Below are some records. Copy every line in them that holds "traffic".
┄┄┄┄┄┄
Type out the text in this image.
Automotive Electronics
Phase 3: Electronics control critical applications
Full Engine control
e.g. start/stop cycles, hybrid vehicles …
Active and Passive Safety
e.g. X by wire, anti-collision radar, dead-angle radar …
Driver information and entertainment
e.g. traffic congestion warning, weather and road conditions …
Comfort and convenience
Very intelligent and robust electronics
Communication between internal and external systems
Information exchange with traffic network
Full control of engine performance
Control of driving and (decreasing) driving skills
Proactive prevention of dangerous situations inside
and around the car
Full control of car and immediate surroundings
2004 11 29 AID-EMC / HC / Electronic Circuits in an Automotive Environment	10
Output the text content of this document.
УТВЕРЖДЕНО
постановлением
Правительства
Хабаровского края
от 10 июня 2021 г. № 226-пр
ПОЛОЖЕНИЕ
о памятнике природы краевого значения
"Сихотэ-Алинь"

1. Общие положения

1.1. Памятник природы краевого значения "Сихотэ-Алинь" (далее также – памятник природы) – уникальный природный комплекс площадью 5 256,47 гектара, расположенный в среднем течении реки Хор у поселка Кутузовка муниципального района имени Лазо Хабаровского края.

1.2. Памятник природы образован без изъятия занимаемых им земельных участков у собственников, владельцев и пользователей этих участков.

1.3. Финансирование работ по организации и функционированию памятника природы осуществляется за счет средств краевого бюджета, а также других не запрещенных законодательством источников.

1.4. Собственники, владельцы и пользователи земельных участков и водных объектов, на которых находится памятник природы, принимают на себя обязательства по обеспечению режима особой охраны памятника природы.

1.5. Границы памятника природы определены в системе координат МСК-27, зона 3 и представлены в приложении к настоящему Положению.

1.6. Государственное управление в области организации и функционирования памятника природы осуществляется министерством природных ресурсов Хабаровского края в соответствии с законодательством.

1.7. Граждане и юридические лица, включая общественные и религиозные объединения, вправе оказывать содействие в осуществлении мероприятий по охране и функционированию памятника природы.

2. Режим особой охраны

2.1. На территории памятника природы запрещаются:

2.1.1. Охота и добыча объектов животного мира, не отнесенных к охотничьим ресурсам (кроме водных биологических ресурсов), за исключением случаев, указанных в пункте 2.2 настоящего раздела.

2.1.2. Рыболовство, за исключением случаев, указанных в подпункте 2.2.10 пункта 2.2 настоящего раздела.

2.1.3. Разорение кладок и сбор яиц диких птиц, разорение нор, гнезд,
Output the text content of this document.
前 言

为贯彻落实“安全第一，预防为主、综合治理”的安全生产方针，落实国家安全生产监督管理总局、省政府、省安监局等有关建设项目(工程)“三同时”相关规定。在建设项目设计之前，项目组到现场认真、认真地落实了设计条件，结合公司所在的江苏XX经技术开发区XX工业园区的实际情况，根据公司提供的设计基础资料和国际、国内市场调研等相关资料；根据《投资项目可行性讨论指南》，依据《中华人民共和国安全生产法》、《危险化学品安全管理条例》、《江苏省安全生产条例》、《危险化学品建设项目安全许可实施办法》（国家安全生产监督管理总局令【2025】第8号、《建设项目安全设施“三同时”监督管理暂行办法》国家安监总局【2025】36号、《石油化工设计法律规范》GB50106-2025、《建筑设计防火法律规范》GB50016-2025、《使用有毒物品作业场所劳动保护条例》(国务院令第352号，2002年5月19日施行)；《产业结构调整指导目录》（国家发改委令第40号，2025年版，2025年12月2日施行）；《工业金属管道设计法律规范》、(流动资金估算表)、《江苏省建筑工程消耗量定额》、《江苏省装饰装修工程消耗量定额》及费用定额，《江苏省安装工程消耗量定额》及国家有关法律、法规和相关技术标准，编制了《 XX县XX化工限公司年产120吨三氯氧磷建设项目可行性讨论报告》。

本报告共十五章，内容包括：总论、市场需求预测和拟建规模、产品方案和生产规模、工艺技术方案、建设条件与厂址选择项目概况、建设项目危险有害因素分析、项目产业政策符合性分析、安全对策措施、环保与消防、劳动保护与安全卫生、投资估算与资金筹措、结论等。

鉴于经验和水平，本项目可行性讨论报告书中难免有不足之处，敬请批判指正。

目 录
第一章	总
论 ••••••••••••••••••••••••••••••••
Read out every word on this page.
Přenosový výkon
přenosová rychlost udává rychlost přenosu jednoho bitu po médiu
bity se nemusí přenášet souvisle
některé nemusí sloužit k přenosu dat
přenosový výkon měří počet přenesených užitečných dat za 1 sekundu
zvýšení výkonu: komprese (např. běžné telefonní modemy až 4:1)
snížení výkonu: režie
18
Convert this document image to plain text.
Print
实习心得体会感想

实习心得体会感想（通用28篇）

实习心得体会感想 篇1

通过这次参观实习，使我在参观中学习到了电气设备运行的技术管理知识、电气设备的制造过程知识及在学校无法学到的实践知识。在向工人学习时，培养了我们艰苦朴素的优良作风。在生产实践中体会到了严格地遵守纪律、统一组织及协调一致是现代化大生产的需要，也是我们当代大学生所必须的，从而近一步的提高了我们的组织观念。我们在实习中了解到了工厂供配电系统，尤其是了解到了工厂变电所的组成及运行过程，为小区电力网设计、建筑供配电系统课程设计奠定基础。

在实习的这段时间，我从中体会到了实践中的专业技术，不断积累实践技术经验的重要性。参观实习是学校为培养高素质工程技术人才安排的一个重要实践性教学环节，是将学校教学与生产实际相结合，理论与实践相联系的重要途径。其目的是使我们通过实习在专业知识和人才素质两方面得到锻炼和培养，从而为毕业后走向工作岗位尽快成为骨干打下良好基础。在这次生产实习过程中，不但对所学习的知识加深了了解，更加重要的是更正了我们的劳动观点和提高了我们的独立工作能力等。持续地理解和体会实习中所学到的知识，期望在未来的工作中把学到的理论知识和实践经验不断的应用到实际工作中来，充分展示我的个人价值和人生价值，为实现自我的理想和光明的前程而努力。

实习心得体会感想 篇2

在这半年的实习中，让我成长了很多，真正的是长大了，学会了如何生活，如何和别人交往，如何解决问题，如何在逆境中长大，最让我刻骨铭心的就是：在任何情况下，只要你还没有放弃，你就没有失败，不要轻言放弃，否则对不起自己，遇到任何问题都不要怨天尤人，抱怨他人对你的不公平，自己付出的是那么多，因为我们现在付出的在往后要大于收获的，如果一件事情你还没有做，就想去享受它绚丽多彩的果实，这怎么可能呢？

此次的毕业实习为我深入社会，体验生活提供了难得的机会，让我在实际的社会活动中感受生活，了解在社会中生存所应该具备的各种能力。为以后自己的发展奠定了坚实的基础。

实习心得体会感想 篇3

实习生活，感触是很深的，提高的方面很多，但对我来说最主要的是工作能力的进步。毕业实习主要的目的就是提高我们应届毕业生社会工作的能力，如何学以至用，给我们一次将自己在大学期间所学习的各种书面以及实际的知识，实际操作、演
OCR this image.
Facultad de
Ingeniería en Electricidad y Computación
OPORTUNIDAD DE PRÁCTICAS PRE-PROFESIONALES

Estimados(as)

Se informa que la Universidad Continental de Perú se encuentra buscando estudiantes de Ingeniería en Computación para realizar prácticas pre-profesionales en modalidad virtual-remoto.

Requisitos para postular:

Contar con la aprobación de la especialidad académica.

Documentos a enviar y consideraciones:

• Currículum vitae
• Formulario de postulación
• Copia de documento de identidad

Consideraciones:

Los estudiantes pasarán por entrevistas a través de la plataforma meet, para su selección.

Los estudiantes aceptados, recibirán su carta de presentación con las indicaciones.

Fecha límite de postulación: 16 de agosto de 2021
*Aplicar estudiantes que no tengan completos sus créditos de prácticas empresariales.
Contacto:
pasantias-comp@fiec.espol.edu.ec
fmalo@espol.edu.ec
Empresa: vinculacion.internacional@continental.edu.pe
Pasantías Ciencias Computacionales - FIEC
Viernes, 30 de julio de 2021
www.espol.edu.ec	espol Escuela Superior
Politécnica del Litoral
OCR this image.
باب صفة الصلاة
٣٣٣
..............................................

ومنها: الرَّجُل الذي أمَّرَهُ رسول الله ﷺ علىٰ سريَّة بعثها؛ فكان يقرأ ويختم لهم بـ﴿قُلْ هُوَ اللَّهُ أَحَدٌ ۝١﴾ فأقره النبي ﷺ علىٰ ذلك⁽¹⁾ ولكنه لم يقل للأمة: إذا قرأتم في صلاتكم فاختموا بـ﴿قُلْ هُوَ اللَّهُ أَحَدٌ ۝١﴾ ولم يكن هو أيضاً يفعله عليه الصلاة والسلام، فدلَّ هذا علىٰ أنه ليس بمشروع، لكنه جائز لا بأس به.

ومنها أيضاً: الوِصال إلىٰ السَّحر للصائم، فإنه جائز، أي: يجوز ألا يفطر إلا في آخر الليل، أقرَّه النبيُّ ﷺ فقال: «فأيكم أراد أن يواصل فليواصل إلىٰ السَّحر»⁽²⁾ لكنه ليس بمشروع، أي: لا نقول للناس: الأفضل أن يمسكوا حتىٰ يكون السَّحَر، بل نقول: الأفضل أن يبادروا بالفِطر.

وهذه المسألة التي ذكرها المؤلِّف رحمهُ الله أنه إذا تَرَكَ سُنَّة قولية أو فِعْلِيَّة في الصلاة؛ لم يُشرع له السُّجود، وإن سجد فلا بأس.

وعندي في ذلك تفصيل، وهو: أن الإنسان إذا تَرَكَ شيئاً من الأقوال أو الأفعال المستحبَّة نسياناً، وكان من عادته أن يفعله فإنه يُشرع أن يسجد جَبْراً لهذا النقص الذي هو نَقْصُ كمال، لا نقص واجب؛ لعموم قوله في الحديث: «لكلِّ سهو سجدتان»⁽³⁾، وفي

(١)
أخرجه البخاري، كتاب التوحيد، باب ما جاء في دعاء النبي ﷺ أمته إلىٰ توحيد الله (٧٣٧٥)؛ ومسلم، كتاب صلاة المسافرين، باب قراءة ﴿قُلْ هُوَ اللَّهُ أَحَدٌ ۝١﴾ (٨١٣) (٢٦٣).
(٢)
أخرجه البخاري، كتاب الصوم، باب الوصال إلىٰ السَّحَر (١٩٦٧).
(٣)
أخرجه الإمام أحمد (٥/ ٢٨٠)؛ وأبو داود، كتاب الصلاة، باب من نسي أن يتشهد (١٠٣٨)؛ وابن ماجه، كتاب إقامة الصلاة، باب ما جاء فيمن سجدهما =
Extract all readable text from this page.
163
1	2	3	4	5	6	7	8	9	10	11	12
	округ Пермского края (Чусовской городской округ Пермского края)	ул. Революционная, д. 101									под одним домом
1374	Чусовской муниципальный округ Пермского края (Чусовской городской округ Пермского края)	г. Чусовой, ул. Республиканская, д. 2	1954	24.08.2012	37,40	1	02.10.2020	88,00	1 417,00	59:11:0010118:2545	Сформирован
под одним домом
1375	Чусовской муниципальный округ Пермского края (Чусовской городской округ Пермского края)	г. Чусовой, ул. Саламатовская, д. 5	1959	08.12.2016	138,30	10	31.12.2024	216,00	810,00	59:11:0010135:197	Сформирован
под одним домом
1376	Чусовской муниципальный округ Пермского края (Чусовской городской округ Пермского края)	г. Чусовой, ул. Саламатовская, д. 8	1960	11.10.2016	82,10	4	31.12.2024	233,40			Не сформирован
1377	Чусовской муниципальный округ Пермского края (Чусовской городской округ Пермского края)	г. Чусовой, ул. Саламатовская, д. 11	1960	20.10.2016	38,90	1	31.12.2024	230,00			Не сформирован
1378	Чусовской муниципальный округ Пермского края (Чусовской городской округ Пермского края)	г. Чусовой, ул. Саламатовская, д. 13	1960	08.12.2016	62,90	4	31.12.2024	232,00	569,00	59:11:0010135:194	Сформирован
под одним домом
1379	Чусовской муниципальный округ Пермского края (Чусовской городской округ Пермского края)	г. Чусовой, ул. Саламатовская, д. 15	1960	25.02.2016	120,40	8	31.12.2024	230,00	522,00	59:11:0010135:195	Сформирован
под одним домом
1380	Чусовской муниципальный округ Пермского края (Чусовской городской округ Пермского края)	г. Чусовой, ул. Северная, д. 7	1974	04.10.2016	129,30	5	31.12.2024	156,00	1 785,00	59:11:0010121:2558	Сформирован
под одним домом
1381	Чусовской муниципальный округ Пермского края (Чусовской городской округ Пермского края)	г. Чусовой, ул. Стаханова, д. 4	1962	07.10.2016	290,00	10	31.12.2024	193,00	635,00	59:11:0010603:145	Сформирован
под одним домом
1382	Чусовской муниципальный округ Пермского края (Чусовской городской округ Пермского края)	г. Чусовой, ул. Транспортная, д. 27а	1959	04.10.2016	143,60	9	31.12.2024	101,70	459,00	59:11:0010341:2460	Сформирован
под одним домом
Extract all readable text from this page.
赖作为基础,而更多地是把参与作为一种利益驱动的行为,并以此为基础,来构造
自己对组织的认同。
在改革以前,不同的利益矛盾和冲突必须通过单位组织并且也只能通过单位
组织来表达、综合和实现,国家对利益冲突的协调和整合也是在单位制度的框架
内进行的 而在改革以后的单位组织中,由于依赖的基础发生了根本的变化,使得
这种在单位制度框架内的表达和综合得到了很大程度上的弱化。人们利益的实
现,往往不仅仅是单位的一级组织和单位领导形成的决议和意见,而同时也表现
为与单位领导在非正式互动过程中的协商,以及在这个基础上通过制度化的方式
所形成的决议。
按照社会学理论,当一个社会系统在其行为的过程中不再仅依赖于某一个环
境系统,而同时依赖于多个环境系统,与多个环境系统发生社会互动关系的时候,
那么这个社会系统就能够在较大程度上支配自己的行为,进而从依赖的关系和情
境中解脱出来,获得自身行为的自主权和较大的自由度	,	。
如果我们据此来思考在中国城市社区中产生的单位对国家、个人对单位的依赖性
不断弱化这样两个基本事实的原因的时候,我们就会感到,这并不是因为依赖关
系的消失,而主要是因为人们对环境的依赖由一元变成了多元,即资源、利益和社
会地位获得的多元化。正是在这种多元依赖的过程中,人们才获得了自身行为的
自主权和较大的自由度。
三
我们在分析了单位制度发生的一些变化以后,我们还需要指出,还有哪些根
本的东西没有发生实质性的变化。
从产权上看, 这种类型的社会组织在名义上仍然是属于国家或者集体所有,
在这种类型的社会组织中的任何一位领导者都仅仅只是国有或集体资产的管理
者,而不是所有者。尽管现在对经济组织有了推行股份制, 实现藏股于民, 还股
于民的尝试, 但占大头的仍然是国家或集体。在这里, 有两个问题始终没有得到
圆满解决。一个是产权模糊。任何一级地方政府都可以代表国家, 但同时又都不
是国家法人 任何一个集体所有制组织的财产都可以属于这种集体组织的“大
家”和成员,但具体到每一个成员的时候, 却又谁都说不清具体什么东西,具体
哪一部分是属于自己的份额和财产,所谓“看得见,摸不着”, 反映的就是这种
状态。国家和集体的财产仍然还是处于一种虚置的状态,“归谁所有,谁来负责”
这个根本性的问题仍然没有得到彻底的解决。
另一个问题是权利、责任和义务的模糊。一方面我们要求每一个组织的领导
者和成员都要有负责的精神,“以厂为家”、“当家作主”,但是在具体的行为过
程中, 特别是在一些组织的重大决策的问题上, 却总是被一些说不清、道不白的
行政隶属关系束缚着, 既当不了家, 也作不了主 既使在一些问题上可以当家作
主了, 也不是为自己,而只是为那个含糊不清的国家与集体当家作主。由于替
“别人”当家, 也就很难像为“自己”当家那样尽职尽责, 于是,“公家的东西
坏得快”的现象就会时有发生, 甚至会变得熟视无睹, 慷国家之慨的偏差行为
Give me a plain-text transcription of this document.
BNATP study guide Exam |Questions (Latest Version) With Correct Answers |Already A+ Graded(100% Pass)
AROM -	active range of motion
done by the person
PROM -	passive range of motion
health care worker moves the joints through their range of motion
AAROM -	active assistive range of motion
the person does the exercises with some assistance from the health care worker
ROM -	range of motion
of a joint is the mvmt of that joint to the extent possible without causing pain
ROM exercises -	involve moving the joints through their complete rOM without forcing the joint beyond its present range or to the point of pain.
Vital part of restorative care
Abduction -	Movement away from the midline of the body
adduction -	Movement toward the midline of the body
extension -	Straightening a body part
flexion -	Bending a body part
┄┄┄┄┄┄
■ **Result for this task**
e.g. traffic congestion warning, weather and road conditions …
Information exchange with traffic network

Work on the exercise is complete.